* [Provided records]
--

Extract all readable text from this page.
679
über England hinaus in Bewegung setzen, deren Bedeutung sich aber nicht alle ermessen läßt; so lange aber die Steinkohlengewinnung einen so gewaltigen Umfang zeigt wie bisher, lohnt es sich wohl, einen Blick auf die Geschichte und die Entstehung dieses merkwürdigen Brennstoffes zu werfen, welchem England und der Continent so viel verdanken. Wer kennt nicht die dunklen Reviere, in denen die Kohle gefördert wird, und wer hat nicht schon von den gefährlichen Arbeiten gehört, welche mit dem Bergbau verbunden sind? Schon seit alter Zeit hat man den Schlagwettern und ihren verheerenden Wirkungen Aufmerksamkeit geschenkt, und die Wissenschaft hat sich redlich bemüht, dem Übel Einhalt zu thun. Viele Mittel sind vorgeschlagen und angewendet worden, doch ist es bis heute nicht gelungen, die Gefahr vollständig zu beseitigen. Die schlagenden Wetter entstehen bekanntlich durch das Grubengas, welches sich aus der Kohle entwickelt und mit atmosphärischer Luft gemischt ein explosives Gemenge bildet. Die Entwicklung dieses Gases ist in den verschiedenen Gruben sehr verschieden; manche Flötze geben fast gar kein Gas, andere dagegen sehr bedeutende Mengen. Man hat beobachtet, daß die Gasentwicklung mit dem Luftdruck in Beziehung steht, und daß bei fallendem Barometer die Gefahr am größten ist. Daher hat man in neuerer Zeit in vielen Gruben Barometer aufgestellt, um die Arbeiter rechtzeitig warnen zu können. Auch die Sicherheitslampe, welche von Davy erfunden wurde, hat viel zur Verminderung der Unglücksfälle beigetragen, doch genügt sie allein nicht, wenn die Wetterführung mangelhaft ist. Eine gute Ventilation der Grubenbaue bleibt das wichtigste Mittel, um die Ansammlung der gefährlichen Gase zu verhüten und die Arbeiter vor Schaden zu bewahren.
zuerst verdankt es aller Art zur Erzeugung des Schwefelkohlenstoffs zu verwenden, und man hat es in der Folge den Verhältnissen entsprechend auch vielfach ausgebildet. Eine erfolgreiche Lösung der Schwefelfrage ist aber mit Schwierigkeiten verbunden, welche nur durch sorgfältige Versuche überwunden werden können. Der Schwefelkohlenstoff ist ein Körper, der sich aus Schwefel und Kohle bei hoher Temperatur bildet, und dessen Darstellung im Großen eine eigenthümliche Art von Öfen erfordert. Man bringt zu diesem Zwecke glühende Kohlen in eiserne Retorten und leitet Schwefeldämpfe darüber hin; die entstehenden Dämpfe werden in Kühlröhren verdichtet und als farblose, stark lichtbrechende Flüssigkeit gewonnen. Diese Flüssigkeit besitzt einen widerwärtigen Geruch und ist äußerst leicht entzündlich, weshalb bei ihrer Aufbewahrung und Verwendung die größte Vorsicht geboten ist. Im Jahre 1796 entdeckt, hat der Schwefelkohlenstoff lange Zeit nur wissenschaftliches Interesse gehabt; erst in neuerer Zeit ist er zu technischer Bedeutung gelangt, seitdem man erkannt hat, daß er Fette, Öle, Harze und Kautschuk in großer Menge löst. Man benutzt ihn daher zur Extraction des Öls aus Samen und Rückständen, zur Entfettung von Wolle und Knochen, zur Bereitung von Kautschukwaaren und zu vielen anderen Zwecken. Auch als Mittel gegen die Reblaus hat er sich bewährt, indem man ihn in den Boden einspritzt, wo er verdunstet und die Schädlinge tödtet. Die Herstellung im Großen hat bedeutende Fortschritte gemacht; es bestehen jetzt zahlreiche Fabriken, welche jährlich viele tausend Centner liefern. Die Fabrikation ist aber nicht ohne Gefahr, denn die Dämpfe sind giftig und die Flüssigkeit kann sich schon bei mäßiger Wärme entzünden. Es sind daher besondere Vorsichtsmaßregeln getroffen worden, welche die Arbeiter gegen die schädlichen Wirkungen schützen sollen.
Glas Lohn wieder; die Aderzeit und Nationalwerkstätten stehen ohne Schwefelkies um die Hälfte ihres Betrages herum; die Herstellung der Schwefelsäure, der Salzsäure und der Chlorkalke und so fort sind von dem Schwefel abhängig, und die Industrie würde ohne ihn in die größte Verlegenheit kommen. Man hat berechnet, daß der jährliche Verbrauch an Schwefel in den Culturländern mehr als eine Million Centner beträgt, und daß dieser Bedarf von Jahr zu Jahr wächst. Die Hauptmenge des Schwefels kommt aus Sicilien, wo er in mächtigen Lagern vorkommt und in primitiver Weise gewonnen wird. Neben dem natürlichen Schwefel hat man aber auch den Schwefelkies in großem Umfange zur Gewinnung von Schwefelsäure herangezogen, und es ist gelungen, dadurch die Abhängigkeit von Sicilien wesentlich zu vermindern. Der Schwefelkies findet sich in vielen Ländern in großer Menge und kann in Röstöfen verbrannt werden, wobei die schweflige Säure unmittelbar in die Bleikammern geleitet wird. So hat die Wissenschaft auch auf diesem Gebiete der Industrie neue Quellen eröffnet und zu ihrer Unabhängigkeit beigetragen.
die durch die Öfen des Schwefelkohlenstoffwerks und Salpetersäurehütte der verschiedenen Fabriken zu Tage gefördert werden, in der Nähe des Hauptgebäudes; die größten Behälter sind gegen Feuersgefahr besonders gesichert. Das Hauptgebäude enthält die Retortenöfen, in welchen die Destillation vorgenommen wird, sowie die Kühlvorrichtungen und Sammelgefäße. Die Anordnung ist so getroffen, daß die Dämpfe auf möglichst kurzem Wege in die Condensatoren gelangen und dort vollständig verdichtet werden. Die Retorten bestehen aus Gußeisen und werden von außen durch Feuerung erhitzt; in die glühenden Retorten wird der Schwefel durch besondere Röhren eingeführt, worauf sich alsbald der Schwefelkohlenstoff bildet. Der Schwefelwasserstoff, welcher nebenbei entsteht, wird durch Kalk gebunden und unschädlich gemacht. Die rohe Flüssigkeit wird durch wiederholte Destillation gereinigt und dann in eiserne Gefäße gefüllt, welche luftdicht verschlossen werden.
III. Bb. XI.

--

* [What to work on]
Write down the full listing again, exactly.

* [Result of this exercise]
Extract all readable text from this page.
679
über England hinaus in Bewegung setzen, deren Bedeutung sich aber nicht alle ermessen läßt; so lange aber die Steinkohlengewinnung einen so gewaltigen Umfang zeigt wie bisher, lohnt es sich wohl, einen Blick auf die Geschichte und die Entstehung dieses merkwürdigen Brennstoffes zu werfen, welchem England und der Continent so viel verdanken. Wer kennt nicht die dunklen Reviere, in denen die Kohle gefördert wird, und wer hat nicht schon von den gefährlichen Arbeiten gehört, welche mit dem Bergbau verbunden sind? Schon seit alter Zeit hat man den Schlagwettern und ihren verheerenden Wirkungen Aufmerksamkeit geschenkt, und die Wissenschaft hat sich redlich bemüht, dem Übel Einhalt zu thun. Viele Mittel sind vorgeschlagen und angewendet worden, doch ist es bis heute nicht gelungen, die Gefahr vollständig zu beseitigen. Die schlagenden Wetter entstehen bekanntlich durch das Grubengas, welches sich aus der Kohle entwickelt und mit atmosphärischer Luft gemischt ein explosives Gemenge bildet. Die Entwicklung dieses Gases ist in den verschiedenen Gruben sehr verschieden; manche Flötze geben fast gar kein Gas, andere dagegen sehr bedeutende Mengen. Man hat beobachtet, daß die Gasentwicklung mit dem Luftdruck in Beziehung steht, und daß bei fallendem Barometer die Gefahr am größten ist. Daher hat man in neuerer Zeit in vielen Gruben Barometer aufgestellt, um die Arbeiter rechtzeitig warnen zu können. Auch die Sicherheitslampe, welche von Davy erfunden wurde, hat viel zur Verminderung der Unglücksfälle beigetragen, doch genügt sie allein nicht, wenn die Wetterführung mangelhaft ist. Eine gute Ventilation der Grubenbaue bleibt das wichtigste Mittel, um die Ansammlung der gefährlichen Gase zu verhüten und die Arbeiter vor Schaden zu bewahren.
zuerst verdankt es aller Art zur Erzeugung des Schwefelkohlenstoffs zu verwenden, und man hat es in der Folge den Verhältnissen entsprechend auch vielfach ausgebildet. Eine erfolgreiche Lösung der Schwefelfrage ist aber mit Schwierigkeiten verbunden, welche nur durch sorgfältige Versuche überwunden werden können. Der Schwefelkohlenstoff ist ein Körper, der sich aus Schwefel und Kohle bei hoher Temperatur bildet, und dessen Darstellung im Großen eine eigenthümliche Art von Öfen erfordert. Man bringt zu diesem Zwecke glühende Kohlen in eiserne Retorten und leitet Schwefeldämpfe darüber hin; die entstehenden Dämpfe werden in Kühlröhren verdichtet und als farblose, stark lichtbrechende Flüssigkeit gewonnen. Diese Flüssigkeit besitzt einen widerwärtigen Geruch und ist äußerst leicht entzündlich, weshalb bei ihrer Aufbewahrung und Verwendung die größte Vorsicht geboten ist. Im Jahre 1796 entdeckt, hat der Schwefelkohlenstoff lange Zeit nur wissenschaftliches Interesse gehabt; erst in neuerer Zeit ist er zu technischer Bedeutung gelangt, seitdem man erkannt hat, daß er Fette, Öle, Harze und Kautschuk in großer Menge löst. Man benutzt ihn daher zur Extraction des Öls aus Samen und Rückständen, zur Entfettung von Wolle und Knochen, zur Bereitung von Kautschukwaaren und zu vielen anderen Zwecken. Auch als Mittel gegen die Reblaus hat er sich bewährt, indem man ihn in den Boden einspritzt, wo er verdunstet und die Schädlinge tödtet. Die Herstellung im Großen hat bedeutende Fortschritte gemacht; es bestehen jetzt zahlreiche Fabriken, welche jährlich viele tausend Centner liefern. Die Fabrikation ist aber nicht ohne Gefahr, denn die Dämpfe sind giftig und die Flüssigkeit kann sich schon bei mäßiger Wärme entzünden. Es sind daher besondere Vorsichtsmaßregeln getroffen worden, welche die Arbeiter gegen die schädlichen Wirkungen schützen sollen.
Glas Lohn wieder; die Aderzeit und Nationalwerkstätten stehen ohne Schwefelkies um die Hälfte ihres Betrages herum; die Herstellung der Schwefelsäure, der Salzsäure und der Chlorkalke und so fort sind von dem Schwefel abhängig, und die Industrie würde ohne ihn in die größte Verlegenheit kommen. Man hat berechnet, daß der jährliche Verbrauch an Schwefel in den Culturländern mehr als eine Million Centner beträgt, und daß dieser Bedarf von Jahr zu Jahr wächst. Die Hauptmenge des Schwefels kommt aus Sicilien, wo er in mächtigen Lagern vorkommt und in primitiver Weise gewonnen wird. Neben dem natürlichen Schwefel hat man aber auch den Schwefelkies in großem Umfange zur Gewinnung von Schwefelsäure herangezogen, und es ist gelungen, dadurch die Abhängigkeit von Sicilien wesentlich zu vermindern. Der Schwefelkies findet sich in vielen Ländern in großer Menge und kann in Röstöfen verbrannt werden, wobei die schweflige Säure unmittelbar in die Bleikammern geleitet wird. So hat die Wissenschaft auch auf diesem Gebiete der Industrie neue Quellen eröffnet und zu ihrer Unabhängigkeit beigetragen.
die durch die Öfen des Schwefelkohlenstoffwerks und Salpetersäurehütte der verschiedenen Fabriken zu Tage gefördert werden, in der Nähe des Hauptgebäudes; die größten Behälter sind gegen Feuersgefahr besonders gesichert. Das Hauptgebäude enthält die Retortenöfen, in welchen die Destillation vorgenommen wird, sowie die Kühlvorrichtungen und Sammelgefäße. Die Anordnung ist so getroffen, daß die Dämpfe auf möglichst kurzem Wege in die Condensatoren gelangen und dort vollständig verdichtet werden. Die Retorten bestehen aus Gußeisen und werden von außen durch Feuerung erhitzt; in die glühenden Retorten wird der Schwefel durch besondere Röhren eingeführt, worauf sich alsbald der Schwefelkohlenstoff bildet. Der Schwefelwasserstoff, welcher nebenbei entsteht, wird durch Kalk gebunden und unschädlich gemacht. Die rohe Flüssigkeit wird durch wiederholte Destillation gereinigt und dann in eiserne Gefäße gefüllt, welche luftdicht verschlossen werden.
III. Bb. XI.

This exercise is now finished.